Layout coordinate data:
────────
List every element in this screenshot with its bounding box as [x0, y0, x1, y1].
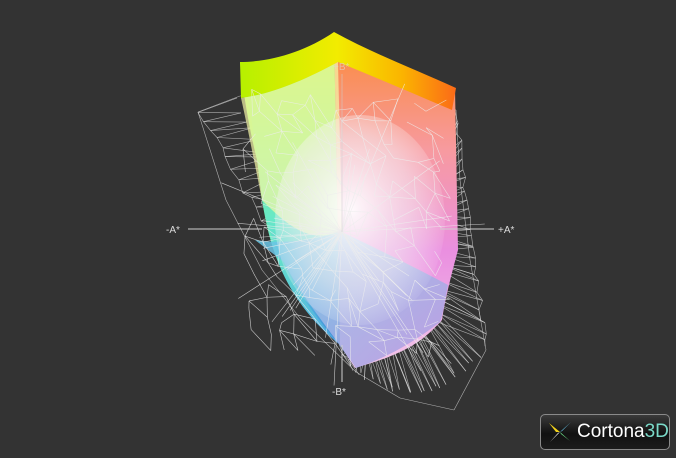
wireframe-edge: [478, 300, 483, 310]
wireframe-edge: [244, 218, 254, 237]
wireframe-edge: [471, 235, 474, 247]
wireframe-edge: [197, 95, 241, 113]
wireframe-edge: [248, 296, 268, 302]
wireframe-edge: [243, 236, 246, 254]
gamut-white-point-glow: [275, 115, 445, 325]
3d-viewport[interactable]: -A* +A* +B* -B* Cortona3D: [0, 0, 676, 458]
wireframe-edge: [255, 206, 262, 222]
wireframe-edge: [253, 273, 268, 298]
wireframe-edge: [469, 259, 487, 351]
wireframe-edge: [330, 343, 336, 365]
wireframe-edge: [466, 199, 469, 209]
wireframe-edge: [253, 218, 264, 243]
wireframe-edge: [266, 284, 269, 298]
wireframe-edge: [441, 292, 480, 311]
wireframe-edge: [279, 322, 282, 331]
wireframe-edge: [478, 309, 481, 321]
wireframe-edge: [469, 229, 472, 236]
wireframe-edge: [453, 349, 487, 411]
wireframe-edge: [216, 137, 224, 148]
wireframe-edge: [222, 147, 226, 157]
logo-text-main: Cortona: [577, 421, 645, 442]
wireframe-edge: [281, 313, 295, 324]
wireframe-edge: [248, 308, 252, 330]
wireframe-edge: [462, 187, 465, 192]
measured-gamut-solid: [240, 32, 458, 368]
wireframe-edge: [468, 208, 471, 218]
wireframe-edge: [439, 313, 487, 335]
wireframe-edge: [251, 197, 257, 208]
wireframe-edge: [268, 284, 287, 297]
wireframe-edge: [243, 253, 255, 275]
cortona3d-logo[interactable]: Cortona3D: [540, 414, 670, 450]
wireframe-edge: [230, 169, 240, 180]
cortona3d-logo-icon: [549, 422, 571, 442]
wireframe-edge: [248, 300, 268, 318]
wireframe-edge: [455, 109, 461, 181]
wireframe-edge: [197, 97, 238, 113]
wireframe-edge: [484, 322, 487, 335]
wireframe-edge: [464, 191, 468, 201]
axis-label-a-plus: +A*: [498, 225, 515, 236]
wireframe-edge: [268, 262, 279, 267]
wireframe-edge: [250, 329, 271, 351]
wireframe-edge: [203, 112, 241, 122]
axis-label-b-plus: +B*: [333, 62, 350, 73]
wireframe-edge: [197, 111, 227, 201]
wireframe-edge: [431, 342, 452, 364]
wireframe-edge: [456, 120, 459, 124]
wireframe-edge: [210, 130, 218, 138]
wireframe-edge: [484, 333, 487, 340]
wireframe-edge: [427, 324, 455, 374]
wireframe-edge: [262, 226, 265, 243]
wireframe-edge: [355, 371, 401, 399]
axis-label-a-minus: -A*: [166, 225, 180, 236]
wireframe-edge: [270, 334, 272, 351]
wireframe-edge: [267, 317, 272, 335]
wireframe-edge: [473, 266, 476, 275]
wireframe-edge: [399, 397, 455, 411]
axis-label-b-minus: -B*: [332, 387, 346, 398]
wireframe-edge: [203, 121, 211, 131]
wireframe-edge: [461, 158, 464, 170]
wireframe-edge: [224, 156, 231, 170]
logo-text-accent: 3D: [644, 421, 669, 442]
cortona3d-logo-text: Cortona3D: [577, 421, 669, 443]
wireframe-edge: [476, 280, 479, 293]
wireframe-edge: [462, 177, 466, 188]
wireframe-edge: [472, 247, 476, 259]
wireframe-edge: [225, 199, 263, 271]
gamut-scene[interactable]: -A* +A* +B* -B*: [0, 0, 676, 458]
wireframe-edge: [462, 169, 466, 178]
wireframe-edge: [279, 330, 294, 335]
────────
§ TASK STATEMENT: Rewrite the lines of the records with "wireframe-edge" changed to "mesh-edge" everywhere and nothing else altered. Leave the pictures out of your answer.

§ RESULT OF THIS TASK:
List every element in this screenshot with its bounding box as [x0, y0, x1, y1].
mesh-edge: [478, 300, 483, 310]
mesh-edge: [244, 218, 254, 237]
mesh-edge: [471, 235, 474, 247]
mesh-edge: [197, 95, 241, 113]
mesh-edge: [248, 296, 268, 302]
mesh-edge: [243, 236, 246, 254]
gamut-white-point-glow: [275, 115, 445, 325]
3d-viewport[interactable]: -A* +A* +B* -B* Cortona3D: [0, 0, 676, 458]
mesh-edge: [255, 206, 262, 222]
mesh-edge: [253, 273, 268, 298]
mesh-edge: [469, 259, 487, 351]
mesh-edge: [330, 343, 336, 365]
mesh-edge: [466, 199, 469, 209]
mesh-edge: [253, 218, 264, 243]
mesh-edge: [266, 284, 269, 298]
mesh-edge: [441, 292, 480, 311]
mesh-edge: [279, 322, 282, 331]
mesh-edge: [478, 309, 481, 321]
mesh-edge: [469, 229, 472, 236]
mesh-edge: [453, 349, 487, 411]
mesh-edge: [216, 137, 224, 148]
mesh-edge: [222, 147, 226, 157]
logo-text-main: Cortona: [577, 421, 645, 442]
mesh-edge: [281, 313, 295, 324]
mesh-edge: [248, 308, 252, 330]
mesh-edge: [462, 187, 465, 192]
measured-gamut-solid: [240, 32, 458, 368]
mesh-edge: [468, 208, 471, 218]
mesh-edge: [439, 313, 487, 335]
mesh-edge: [251, 197, 257, 208]
mesh-edge: [268, 284, 287, 297]
mesh-edge: [243, 253, 255, 275]
cortona3d-logo[interactable]: Cortona3D: [540, 414, 670, 450]
mesh-edge: [230, 169, 240, 180]
cortona3d-logo-icon: [549, 422, 571, 442]
mesh-edge: [248, 300, 268, 318]
mesh-edge: [455, 109, 461, 181]
mesh-edge: [197, 97, 238, 113]
mesh-edge: [484, 322, 487, 335]
mesh-edge: [464, 191, 468, 201]
axis-label-a-plus: +A*: [498, 225, 515, 236]
mesh-edge: [268, 262, 279, 267]
mesh-edge: [250, 329, 271, 351]
mesh-edge: [203, 112, 241, 122]
axis-label-b-plus: +B*: [333, 62, 350, 73]
mesh-edge: [197, 111, 227, 201]
mesh-edge: [431, 342, 452, 364]
mesh-edge: [456, 120, 459, 124]
mesh-edge: [210, 130, 218, 138]
mesh-edge: [484, 333, 487, 340]
mesh-edge: [427, 324, 455, 374]
mesh-edge: [262, 226, 265, 243]
mesh-edge: [355, 371, 401, 399]
axis-label-a-minus: -A*: [166, 225, 180, 236]
mesh-edge: [270, 334, 272, 351]
mesh-edge: [267, 317, 272, 335]
mesh-edge: [473, 266, 476, 275]
mesh-edge: [399, 397, 455, 411]
axis-label-b-minus: -B*: [332, 387, 346, 398]
mesh-edge: [203, 121, 211, 131]
mesh-edge: [461, 158, 464, 170]
mesh-edge: [224, 156, 231, 170]
logo-text-accent: 3D: [644, 421, 669, 442]
cortona3d-logo-text: Cortona3D: [577, 421, 669, 443]
mesh-edge: [476, 280, 479, 293]
mesh-edge: [462, 177, 466, 188]
mesh-edge: [472, 247, 476, 259]
mesh-edge: [225, 199, 263, 271]
gamut-scene[interactable]: -A* +A* +B* -B*: [0, 0, 676, 458]
mesh-edge: [462, 169, 466, 178]
mesh-edge: [279, 330, 294, 335]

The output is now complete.